■ **Collected data entries**:
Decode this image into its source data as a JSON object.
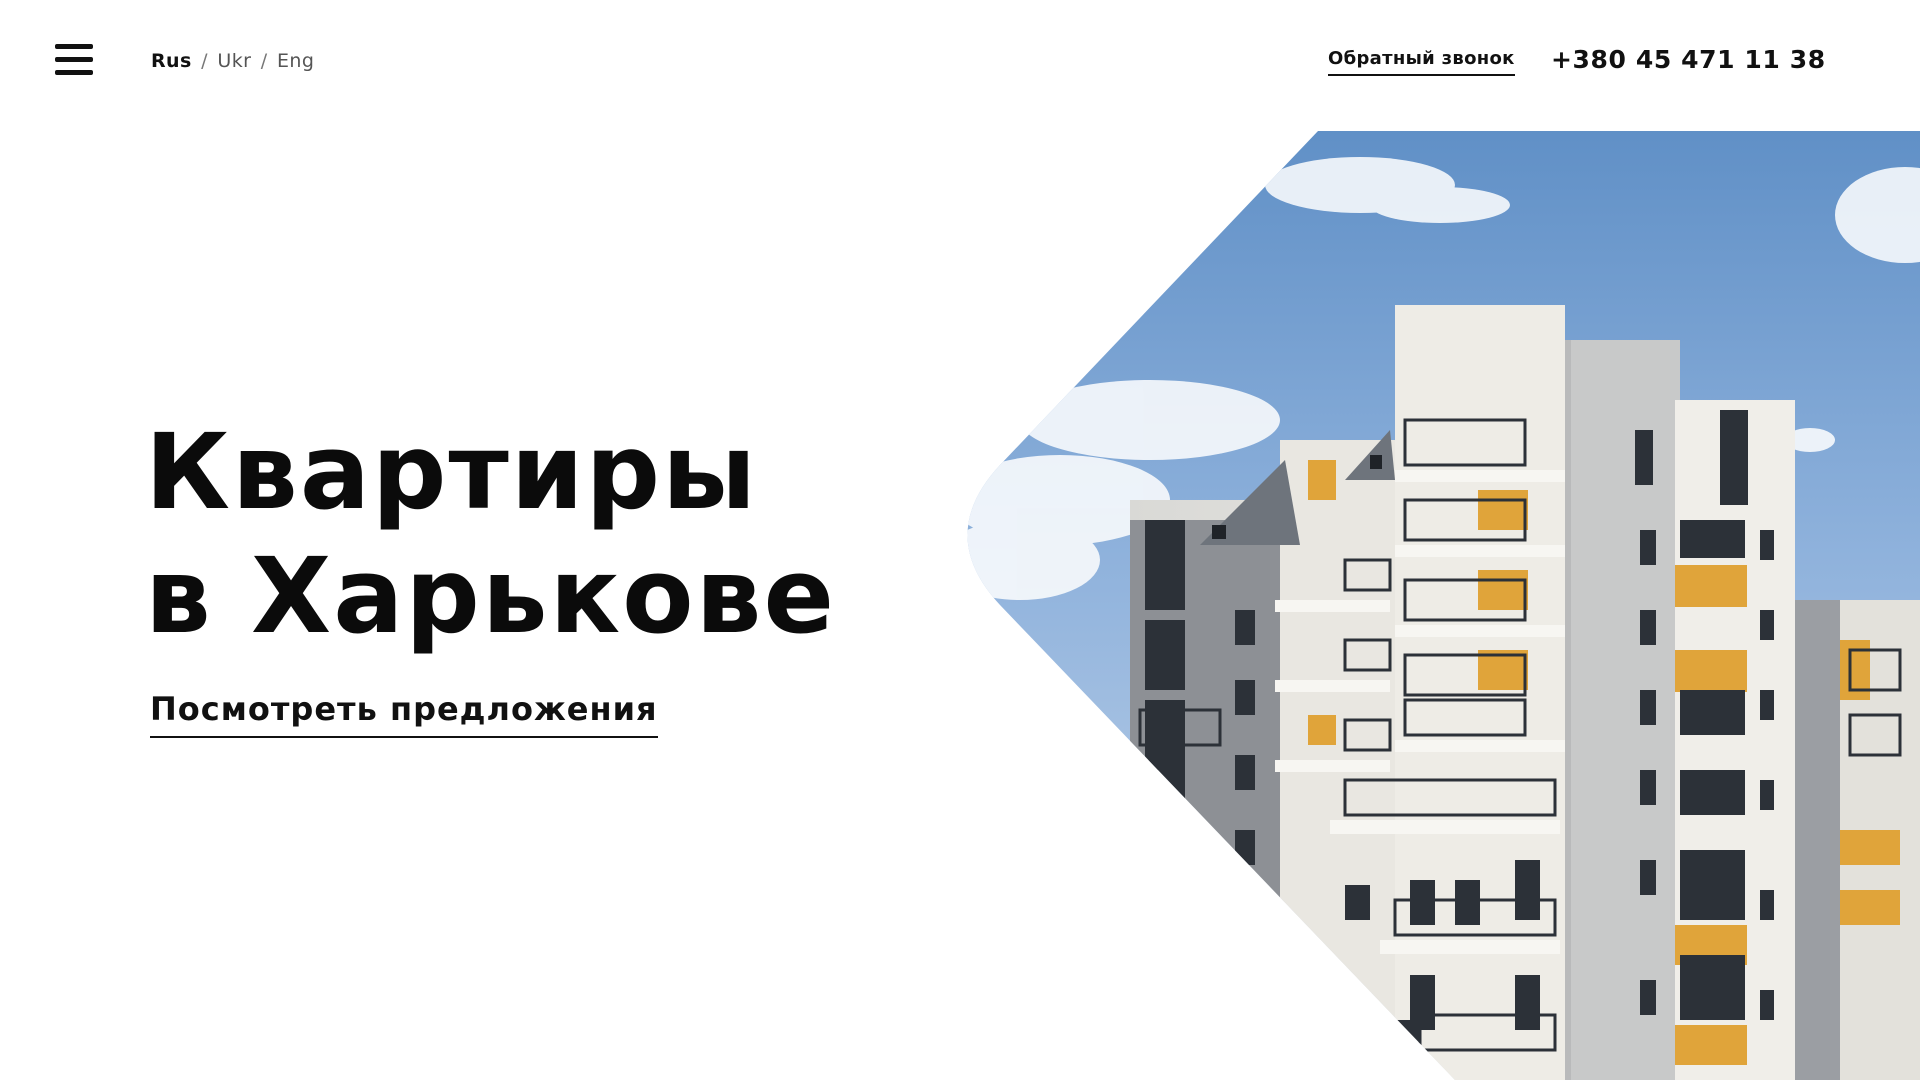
{
  "header": {
    "menu_icon": "hamburger-menu-icon",
    "languages": [
      {
        "label": "Rus",
        "active": true
      },
      {
        "label": "Ukr",
        "active": false
      },
      {
        "label": "Eng",
        "active": false
      }
    ],
    "language_separator": "/",
    "callback_label": "Обратный звонок",
    "phone": "+380 45 471 11 38"
  },
  "hero": {
    "title_line1": "Квартиры",
    "title_line2": "в Харькове",
    "cta_label": "Посмотреть предложения"
  },
  "colors": {
    "text": "#0d0d0d",
    "background": "#ffffff",
    "sky": "#7fa6d6",
    "facade": "#e8e6e0",
    "accent_orange": "#e0a43a",
    "gray_panel": "#8b8e93"
  }
}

■ **Exercise requirements**: Restate each entry word for word, leaving out any pictures.

■ **Response**:
Decode this image into its source data as a JSON object.
{
  "header": {
    "menu_icon": "hamburger-menu-icon",
    "languages": [
      {
        "label": "Rus",
        "active": true
      },
      {
        "label": "Ukr",
        "active": false
      },
      {
        "label": "Eng",
        "active": false
      }
    ],
    "language_separator": "/",
    "callback_label": "Обратный звонок",
    "phone": "+380 45 471 11 38"
  },
  "hero": {
    "title_line1": "Квартиры",
    "title_line2": "в Харькове",
    "cta_label": "Посмотреть предложения"
  },
  "colors": {
    "text": "#0d0d0d",
    "background": "#ffffff",
    "sky": "#7fa6d6",
    "facade": "#e8e6e0",
    "accent_orange": "#e0a43a",
    "gray_panel": "#8b8e93"
  }
}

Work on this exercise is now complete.